WORK REQUIRED :: Reproduce all of the listing below without alteration.

==========

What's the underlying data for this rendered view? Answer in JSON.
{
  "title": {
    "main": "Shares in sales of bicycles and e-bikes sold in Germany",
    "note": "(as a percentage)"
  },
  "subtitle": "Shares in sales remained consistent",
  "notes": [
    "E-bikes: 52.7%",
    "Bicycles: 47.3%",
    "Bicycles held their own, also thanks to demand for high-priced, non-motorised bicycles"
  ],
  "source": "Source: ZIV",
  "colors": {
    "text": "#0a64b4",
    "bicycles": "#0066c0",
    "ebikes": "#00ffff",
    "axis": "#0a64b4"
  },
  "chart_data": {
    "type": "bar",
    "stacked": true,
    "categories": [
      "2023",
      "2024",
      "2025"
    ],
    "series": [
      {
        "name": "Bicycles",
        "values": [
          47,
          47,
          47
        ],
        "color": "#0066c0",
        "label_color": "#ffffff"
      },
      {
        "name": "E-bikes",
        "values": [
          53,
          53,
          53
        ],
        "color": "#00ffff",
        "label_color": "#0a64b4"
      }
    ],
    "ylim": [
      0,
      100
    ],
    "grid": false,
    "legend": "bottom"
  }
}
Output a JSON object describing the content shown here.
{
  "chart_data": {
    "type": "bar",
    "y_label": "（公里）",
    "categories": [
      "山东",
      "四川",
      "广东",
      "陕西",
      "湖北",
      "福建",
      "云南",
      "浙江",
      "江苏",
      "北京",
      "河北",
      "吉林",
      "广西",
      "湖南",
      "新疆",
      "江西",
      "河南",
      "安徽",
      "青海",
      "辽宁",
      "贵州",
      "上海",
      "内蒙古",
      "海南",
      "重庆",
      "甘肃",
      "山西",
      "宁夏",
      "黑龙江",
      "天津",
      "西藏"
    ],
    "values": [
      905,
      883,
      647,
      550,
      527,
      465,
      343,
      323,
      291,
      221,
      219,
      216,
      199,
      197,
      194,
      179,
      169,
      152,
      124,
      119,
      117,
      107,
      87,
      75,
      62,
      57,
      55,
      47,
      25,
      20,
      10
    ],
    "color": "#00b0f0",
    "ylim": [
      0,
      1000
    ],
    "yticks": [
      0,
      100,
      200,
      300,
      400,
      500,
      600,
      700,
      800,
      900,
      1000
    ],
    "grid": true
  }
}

==========

ANSWER TO THIS TASK ::
What's the underlying data for this rendered view? Answer in JSON.
{
  "title": {
    "main": "Shares in sales of bicycles and e-bikes sold in Germany",
    "note": "(as a percentage)"
  },
  "subtitle": "Shares in sales remained consistent",
  "notes": [
    "E-bikes: 52.7%",
    "Bicycles: 47.3%",
    "Bicycles held their own, also thanks to demand for high-priced, non-motorised bicycles"
  ],
  "source": "Source: ZIV",
  "colors": {
    "text": "#0a64b4",
    "bicycles": "#0066c0",
    "ebikes": "#00ffff",
    "axis": "#0a64b4"
  },
  "chart_data": {
    "type": "bar",
    "stacked": true,
    "categories": [
      "2023",
      "2024",
      "2025"
    ],
    "series": [
      {
        "name": "Bicycles",
        "values": [
          47,
          47,
          47
        ],
        "color": "#0066c0",
        "label_color": "#ffffff"
      },
      {
        "name": "E-bikes",
        "values": [
          53,
          53,
          53
        ],
        "color": "#00ffff",
        "label_color": "#0a64b4"
      }
    ],
    "ylim": [
      0,
      100
    ],
    "grid": false,
    "legend": "bottom"
  }
}
Output a JSON object describing the content shown here.
{
  "chart_data": {
    "type": "bar",
    "y_label": "（公里）",
    "categories": [
      "山东",
      "四川",
      "广东",
      "陕西",
      "湖北",
      "福建",
      "云南",
      "浙江",
      "江苏",
      "北京",
      "河北",
      "吉林",
      "广西",
      "湖南",
      "新疆",
      "江西",
      "河南",
      "安徽",
      "青海",
      "辽宁",
      "贵州",
      "上海",
      "内蒙古",
      "海南",
      "重庆",
      "甘肃",
      "山西",
      "宁夏",
      "黑龙江",
      "天津",
      "西藏"
    ],
    "values": [
      905,
      883,
      647,
      550,
      527,
      465,
      343,
      323,
      291,
      221,
      219,
      216,
      199,
      197,
      194,
      179,
      169,
      152,
      124,
      119,
      117,
      107,
      87,
      75,
      62,
      57,
      55,
      47,
      25,
      20,
      10
    ],
    "color": "#00b0f0",
    "ylim": [
      0,
      1000
    ],
    "yticks": [
      0,
      100,
      200,
      300,
      400,
      500,
      600,
      700,
      800,
      900,
      1000
    ],
    "grid": true
  }
}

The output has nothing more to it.